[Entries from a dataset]
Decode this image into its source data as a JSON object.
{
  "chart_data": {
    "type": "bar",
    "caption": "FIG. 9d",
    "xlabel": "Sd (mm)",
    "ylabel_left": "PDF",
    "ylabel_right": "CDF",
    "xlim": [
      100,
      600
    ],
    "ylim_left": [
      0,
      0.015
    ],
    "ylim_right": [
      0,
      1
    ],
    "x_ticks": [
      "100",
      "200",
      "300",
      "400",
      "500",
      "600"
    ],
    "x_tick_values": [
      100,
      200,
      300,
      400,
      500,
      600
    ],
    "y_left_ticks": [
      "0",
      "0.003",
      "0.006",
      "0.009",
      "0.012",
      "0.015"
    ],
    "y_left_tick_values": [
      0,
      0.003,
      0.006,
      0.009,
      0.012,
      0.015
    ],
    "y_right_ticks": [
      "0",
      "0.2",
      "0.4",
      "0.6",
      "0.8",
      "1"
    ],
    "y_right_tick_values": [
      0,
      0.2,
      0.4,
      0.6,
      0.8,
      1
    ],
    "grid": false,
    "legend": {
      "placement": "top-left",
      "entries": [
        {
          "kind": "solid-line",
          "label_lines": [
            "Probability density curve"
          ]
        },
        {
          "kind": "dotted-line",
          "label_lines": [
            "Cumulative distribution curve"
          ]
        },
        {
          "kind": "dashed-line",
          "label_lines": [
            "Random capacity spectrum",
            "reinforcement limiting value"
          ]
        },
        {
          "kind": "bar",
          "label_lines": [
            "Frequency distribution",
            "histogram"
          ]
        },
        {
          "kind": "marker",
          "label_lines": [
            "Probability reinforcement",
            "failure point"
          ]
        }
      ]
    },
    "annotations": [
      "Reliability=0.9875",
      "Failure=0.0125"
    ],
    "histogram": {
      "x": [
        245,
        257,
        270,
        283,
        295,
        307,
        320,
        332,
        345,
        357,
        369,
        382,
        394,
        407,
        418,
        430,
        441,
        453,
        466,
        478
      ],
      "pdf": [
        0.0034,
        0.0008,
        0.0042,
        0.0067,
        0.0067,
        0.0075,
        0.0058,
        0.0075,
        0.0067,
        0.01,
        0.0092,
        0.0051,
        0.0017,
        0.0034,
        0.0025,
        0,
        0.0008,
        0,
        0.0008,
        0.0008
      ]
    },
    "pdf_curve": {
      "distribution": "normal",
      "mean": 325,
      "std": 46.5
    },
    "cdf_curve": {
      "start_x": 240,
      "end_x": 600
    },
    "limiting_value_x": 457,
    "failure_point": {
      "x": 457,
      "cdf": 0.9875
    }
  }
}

What is asked
Show the lines from the data above that contain the string "distribution".

Exercise solution
            "Cumulative distribution curve"
            "Frequency distribution",
      "distribution": "normal",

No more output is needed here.